**Given problem**
Gather the lines below that include the string "eski", copying each in full.

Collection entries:

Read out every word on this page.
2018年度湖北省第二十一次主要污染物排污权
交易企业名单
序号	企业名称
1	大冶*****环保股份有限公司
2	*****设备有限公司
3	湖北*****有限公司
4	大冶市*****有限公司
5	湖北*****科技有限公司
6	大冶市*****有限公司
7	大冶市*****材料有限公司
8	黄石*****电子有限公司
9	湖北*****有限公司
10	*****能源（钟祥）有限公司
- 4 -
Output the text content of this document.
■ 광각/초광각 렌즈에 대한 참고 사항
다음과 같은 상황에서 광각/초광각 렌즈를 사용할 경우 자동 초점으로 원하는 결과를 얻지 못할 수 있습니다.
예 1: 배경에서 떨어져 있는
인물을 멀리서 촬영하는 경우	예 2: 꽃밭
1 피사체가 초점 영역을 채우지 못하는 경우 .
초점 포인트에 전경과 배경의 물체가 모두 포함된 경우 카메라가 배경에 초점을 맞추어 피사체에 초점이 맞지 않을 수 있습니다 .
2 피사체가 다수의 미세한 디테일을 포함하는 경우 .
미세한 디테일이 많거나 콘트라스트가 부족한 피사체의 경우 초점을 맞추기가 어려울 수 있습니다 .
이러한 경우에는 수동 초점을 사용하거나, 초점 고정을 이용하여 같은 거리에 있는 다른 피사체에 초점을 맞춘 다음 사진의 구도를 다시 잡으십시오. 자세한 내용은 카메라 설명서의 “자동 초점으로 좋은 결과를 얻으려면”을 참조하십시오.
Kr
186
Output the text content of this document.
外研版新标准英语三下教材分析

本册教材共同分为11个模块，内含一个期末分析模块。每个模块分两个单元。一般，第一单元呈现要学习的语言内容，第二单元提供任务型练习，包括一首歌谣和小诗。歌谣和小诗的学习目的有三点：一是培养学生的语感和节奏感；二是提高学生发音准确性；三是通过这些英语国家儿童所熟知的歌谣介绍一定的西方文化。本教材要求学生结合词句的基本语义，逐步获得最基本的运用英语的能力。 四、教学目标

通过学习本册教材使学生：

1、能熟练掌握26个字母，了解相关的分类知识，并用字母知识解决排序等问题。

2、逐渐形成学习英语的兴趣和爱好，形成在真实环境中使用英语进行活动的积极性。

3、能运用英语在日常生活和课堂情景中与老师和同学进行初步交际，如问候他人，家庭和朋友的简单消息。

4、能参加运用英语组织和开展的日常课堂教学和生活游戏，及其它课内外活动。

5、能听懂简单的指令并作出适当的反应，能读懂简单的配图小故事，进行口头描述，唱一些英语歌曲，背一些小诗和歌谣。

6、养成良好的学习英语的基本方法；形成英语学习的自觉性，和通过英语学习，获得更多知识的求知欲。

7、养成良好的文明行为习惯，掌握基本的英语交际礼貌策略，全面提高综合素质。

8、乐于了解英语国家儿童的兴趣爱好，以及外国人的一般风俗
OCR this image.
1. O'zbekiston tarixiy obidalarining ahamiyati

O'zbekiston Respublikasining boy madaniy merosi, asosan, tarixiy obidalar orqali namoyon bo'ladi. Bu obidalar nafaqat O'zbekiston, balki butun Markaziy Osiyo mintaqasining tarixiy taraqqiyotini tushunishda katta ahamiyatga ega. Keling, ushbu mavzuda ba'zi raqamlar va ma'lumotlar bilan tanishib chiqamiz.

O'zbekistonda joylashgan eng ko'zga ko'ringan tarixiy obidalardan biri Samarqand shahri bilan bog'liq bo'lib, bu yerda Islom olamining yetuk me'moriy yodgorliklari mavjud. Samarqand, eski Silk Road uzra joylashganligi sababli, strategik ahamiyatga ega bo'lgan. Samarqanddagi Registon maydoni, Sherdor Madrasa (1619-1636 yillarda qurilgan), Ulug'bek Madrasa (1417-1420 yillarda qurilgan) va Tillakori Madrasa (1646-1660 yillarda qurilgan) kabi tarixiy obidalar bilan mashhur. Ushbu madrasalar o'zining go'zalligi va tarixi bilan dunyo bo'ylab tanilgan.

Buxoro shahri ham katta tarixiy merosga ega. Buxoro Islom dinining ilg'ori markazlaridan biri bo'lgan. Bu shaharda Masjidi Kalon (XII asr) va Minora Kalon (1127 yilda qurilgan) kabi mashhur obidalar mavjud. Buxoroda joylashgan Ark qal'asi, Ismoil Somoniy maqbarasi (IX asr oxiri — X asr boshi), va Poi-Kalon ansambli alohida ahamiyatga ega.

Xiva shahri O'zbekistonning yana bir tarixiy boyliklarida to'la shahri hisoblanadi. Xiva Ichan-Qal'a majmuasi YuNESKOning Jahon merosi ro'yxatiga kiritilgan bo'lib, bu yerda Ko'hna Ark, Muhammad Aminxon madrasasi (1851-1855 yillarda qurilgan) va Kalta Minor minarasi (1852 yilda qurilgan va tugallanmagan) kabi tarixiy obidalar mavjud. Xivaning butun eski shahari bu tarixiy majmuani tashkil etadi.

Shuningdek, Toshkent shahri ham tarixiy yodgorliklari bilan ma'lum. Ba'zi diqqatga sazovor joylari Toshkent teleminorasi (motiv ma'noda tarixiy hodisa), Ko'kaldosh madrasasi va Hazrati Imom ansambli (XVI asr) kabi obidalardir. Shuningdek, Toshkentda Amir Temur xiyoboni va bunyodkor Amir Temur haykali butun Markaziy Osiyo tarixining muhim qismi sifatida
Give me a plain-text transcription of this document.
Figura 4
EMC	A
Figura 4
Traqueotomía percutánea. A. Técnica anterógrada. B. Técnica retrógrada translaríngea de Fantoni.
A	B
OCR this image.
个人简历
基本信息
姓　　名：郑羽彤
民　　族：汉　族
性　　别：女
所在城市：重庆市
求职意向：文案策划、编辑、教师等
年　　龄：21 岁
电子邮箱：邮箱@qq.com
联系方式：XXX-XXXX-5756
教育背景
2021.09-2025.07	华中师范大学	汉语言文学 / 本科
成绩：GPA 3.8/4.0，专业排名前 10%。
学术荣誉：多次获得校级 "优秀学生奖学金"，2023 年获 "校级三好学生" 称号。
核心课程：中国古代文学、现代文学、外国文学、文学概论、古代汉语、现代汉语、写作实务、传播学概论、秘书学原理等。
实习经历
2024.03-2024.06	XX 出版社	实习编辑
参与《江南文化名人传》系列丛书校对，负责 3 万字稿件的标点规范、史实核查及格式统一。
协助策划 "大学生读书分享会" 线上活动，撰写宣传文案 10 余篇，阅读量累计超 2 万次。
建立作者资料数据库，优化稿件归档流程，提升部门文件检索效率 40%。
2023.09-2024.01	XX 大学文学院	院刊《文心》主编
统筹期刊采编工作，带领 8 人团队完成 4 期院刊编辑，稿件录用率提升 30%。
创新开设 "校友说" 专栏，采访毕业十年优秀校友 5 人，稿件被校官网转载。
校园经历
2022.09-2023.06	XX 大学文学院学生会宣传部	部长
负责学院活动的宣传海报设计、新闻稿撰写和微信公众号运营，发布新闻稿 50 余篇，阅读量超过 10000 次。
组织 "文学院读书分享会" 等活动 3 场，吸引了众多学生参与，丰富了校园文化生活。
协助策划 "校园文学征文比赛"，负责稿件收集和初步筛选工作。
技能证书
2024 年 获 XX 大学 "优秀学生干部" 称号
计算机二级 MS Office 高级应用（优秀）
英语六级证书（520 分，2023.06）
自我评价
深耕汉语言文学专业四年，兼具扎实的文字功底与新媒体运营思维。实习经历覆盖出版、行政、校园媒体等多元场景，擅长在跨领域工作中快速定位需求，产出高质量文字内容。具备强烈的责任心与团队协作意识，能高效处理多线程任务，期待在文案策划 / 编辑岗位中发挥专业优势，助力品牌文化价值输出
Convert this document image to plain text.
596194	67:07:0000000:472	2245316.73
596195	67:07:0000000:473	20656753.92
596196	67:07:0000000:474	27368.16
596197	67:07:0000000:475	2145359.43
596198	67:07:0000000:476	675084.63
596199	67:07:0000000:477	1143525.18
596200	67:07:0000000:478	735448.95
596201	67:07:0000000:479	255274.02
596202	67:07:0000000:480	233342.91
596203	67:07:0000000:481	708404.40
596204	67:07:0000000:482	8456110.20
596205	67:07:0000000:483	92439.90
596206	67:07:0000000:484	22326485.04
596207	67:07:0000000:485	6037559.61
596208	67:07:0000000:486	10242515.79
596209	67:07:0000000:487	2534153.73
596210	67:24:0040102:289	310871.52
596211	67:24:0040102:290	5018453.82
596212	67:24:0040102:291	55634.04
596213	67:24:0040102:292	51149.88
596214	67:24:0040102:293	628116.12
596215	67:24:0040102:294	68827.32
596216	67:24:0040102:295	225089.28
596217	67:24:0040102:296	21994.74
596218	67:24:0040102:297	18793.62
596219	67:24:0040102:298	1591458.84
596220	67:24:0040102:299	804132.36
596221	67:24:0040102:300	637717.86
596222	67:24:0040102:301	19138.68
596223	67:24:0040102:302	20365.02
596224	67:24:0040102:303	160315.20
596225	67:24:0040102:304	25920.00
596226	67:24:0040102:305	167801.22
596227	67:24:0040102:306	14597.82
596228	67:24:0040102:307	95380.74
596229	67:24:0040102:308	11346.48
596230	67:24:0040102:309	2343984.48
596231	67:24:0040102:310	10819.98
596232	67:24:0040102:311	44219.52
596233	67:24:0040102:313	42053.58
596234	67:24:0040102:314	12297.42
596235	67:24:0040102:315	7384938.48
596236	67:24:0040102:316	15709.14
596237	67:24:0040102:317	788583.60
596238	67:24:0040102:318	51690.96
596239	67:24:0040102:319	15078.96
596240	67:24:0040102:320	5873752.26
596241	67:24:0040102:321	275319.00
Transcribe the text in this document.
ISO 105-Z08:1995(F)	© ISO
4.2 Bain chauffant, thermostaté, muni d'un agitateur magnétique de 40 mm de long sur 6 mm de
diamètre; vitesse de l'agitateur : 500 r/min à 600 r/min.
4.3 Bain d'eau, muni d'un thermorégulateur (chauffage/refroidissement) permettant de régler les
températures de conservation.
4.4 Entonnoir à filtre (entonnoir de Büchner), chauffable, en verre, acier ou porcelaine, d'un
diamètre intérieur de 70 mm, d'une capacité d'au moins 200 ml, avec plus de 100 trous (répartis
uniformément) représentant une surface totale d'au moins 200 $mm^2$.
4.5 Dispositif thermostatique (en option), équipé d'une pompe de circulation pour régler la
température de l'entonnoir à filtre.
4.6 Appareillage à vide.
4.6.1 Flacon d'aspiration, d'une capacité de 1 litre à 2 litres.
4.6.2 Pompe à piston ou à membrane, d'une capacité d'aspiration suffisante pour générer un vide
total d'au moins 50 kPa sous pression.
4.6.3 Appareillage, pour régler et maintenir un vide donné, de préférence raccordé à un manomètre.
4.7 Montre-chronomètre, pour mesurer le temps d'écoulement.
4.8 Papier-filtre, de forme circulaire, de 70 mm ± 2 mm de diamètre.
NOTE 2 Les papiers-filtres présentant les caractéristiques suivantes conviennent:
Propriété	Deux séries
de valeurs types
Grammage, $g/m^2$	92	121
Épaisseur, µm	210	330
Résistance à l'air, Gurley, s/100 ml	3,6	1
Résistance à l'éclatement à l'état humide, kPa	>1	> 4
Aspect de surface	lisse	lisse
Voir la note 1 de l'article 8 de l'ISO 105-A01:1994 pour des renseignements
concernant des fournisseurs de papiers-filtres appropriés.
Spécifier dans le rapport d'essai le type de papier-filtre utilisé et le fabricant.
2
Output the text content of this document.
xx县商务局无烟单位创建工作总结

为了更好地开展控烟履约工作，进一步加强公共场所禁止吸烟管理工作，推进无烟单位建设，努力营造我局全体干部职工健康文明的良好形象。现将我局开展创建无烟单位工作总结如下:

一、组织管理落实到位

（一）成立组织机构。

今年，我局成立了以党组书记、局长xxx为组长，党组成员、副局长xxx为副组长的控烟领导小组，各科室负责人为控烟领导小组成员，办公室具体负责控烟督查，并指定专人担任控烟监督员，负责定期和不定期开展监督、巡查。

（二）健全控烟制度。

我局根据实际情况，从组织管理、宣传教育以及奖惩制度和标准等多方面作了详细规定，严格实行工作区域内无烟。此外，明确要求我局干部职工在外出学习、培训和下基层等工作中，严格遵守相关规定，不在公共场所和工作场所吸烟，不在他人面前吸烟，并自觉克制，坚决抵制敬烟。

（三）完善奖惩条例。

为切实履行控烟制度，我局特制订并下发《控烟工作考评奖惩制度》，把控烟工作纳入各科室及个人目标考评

**Solution for this task**
O'zbekistonda joylashgan eng ko'zga ko'ringan tarixiy obidalardan biri Samarqand shahri bilan bog'liq bo'lib, bu yerda Islom olamining yetuk me'moriy yodgorliklari mavjud. Samarqand, eski Silk Road uzra joylashganligi sababli, strategik ahamiyatga ega bo'lgan. Samarqanddagi Registon maydoni, Sherdor Madrasa (1619-1636 yillarda qurilgan), Ulug'bek Madrasa (1417-1420 yillarda qurilgan) va Tillakori Madrasa (1646-1660 yillarda qurilgan) kabi tarixiy obidalar bilan mashhur. Ushbu madrasalar o'zining go'zalligi va tarixi bilan dunyo bo'ylab tanilgan.
Xiva shahri O'zbekistonning yana bir tarixiy boyliklarida to'la shahri hisoblanadi. Xiva Ichan-Qal'a majmuasi YuNESKOning Jahon merosi ro'yxatiga kiritilgan bo'lib, bu yerda Ko'hna Ark, Muhammad Aminxon madrasasi (1851-1855 yillarda qurilgan) va Kalta Minor minarasi (1852 yilda qurilgan va tugallanmagan) kabi tarixiy obidalar mavjud. Xivaning butun eski shahari bu tarixiy majmuani tashkil etadi.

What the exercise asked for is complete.